# TASK DESCRIPTION
Search the listing below for the word "ffffff" and copy each line that holds it.
## begin
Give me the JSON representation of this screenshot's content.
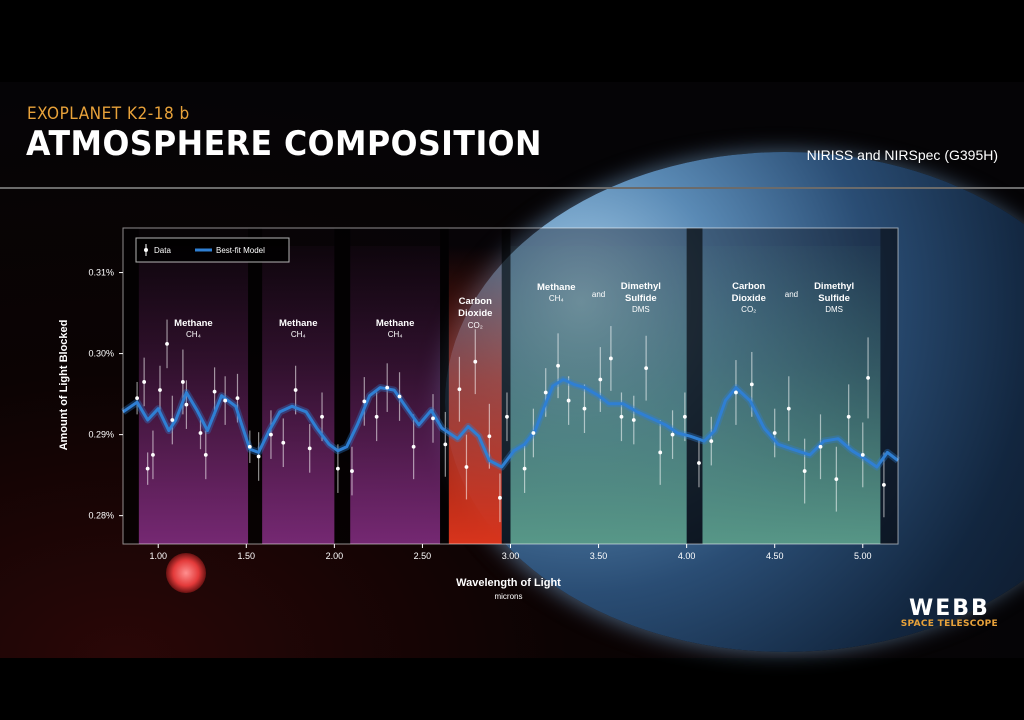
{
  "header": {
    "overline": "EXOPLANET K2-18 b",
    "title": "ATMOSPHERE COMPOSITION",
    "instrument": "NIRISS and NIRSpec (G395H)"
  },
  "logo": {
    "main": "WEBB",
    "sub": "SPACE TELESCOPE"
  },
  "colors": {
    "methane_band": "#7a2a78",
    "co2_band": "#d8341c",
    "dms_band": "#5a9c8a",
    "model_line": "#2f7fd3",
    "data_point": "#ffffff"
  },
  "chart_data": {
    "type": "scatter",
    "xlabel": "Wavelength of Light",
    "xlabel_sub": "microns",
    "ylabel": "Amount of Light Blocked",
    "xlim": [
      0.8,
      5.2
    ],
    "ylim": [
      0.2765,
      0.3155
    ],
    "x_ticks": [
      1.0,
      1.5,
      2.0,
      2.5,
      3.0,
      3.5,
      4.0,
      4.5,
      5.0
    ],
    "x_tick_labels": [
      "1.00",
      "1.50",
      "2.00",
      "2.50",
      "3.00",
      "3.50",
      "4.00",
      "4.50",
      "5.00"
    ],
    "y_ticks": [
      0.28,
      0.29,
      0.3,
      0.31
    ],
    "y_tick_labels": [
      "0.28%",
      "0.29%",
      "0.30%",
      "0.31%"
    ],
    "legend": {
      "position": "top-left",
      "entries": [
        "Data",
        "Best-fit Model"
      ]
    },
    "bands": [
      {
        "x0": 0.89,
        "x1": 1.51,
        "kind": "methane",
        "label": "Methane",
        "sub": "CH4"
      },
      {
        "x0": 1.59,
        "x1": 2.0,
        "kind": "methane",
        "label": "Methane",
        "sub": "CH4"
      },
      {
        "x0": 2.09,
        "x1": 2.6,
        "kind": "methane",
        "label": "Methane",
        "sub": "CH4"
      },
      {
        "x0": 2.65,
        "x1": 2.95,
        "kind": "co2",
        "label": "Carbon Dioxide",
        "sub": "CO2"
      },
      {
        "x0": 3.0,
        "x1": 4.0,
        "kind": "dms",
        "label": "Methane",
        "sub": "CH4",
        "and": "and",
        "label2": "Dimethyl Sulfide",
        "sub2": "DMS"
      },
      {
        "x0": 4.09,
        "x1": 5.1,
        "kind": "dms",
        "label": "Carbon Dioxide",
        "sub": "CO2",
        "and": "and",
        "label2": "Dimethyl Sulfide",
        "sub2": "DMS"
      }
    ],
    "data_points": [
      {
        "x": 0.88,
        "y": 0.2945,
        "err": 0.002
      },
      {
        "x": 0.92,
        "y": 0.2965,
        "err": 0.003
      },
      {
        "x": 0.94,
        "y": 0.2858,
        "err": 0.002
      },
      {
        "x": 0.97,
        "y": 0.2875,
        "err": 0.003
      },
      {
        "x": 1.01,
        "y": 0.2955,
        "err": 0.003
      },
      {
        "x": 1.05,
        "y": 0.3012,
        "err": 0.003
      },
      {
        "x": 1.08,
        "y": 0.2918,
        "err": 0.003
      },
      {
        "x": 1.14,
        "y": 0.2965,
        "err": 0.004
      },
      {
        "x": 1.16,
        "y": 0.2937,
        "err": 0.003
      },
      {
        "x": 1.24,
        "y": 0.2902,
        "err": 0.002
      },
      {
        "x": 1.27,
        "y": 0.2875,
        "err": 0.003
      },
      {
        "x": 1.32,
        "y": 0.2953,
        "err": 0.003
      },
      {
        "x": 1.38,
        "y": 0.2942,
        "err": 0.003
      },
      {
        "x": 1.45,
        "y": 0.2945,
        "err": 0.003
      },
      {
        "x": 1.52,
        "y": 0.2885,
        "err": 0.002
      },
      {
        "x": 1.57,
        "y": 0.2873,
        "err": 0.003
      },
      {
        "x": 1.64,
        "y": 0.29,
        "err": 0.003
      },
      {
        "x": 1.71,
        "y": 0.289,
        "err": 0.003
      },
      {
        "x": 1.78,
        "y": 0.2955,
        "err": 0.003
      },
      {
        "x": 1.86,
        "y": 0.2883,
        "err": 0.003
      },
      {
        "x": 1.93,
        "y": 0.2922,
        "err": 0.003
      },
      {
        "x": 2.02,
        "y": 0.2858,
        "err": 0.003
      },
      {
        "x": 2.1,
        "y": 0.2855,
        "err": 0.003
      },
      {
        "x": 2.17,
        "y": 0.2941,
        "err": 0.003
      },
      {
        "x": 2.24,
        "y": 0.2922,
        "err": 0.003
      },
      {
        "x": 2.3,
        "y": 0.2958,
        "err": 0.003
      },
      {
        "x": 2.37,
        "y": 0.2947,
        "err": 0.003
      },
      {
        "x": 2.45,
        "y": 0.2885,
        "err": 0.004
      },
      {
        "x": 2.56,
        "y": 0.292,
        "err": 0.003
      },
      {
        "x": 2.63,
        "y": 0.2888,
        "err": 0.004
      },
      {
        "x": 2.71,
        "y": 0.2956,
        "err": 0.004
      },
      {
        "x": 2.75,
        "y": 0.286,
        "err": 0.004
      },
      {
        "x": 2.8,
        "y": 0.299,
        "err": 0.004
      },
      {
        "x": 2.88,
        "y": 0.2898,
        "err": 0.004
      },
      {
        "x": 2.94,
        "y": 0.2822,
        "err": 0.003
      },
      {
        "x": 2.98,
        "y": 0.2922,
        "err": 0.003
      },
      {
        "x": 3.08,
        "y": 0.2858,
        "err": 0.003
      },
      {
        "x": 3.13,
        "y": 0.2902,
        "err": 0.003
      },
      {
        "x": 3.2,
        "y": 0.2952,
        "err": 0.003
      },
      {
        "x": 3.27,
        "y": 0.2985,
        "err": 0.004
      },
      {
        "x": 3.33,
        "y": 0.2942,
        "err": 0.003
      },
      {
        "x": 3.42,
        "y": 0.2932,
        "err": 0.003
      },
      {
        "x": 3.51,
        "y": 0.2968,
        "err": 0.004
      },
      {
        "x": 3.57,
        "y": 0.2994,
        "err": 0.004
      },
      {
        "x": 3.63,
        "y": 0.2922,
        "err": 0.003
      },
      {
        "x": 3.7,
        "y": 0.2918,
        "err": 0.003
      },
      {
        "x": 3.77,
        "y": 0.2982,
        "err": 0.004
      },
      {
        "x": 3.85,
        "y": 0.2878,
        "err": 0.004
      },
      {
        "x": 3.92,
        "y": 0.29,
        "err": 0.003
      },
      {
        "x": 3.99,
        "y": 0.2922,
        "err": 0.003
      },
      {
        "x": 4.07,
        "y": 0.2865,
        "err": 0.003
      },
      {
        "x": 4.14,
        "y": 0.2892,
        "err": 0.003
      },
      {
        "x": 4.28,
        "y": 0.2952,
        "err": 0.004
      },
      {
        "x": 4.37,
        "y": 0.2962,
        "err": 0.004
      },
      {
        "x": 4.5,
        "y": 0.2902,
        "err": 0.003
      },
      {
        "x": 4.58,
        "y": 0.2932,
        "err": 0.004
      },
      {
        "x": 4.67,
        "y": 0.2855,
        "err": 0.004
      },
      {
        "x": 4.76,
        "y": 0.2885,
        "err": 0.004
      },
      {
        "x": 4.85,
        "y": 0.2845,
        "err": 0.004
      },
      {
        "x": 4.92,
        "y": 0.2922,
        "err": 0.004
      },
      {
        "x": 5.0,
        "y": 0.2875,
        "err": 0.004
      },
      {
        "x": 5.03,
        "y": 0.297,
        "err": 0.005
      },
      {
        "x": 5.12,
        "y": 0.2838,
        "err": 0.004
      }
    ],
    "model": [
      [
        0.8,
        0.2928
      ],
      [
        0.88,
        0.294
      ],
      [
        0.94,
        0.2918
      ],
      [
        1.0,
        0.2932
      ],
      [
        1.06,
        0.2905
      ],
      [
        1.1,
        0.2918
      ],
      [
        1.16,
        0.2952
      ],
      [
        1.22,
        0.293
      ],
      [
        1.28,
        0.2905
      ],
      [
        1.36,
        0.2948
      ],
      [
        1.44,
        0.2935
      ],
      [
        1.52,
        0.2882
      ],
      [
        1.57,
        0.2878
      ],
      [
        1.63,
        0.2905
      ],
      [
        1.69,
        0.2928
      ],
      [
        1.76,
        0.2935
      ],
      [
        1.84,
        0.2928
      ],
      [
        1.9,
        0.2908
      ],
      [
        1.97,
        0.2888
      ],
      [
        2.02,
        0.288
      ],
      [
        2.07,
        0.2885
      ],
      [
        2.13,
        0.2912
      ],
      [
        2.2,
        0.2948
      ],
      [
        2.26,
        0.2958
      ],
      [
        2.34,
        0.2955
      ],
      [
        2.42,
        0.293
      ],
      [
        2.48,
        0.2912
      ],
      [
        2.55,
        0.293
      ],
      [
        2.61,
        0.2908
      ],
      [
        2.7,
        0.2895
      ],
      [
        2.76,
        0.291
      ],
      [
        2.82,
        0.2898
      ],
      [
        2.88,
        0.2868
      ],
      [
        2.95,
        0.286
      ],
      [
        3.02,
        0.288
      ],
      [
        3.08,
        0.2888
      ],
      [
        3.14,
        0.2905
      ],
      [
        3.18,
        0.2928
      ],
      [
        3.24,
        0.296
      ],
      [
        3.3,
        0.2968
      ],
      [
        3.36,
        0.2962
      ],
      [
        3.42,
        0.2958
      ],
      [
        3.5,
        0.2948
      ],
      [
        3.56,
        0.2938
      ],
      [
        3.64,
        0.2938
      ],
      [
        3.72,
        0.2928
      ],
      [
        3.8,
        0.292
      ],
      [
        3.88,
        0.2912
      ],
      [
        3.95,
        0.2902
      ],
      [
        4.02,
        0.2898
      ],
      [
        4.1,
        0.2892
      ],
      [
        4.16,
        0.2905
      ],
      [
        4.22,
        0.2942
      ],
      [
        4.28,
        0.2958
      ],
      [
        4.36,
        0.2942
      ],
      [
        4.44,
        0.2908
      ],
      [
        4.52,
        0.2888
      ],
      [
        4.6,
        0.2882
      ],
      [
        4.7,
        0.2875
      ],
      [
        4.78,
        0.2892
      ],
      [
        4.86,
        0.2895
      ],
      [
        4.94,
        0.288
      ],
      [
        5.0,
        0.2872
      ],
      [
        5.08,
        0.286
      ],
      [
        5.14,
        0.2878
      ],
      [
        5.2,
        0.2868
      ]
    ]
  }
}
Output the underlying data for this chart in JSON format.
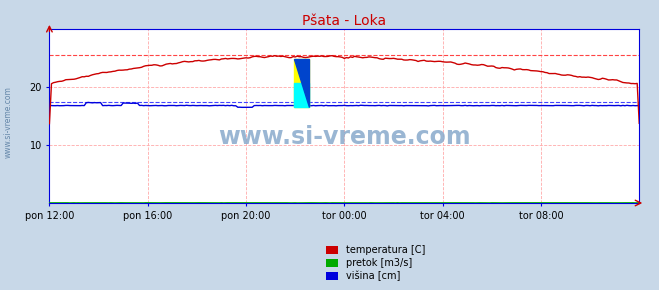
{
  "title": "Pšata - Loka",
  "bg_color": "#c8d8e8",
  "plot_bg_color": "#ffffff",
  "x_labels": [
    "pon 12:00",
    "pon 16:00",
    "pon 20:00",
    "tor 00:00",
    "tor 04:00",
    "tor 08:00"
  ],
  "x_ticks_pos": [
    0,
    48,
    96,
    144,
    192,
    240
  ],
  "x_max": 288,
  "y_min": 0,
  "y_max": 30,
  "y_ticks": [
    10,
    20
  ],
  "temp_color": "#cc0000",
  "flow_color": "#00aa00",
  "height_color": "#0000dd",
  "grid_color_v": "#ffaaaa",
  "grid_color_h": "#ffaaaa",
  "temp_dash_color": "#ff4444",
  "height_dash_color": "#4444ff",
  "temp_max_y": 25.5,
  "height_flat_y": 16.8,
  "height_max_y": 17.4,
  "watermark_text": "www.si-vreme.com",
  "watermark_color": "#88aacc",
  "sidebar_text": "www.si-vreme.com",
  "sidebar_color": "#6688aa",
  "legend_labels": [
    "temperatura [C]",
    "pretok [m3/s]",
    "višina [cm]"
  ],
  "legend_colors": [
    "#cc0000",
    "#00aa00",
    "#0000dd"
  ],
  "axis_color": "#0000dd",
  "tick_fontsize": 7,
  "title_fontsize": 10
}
## end
# FULL ANSWER
    "data_point": "#ffffff"
  "plot_bg_color": "#ffffff",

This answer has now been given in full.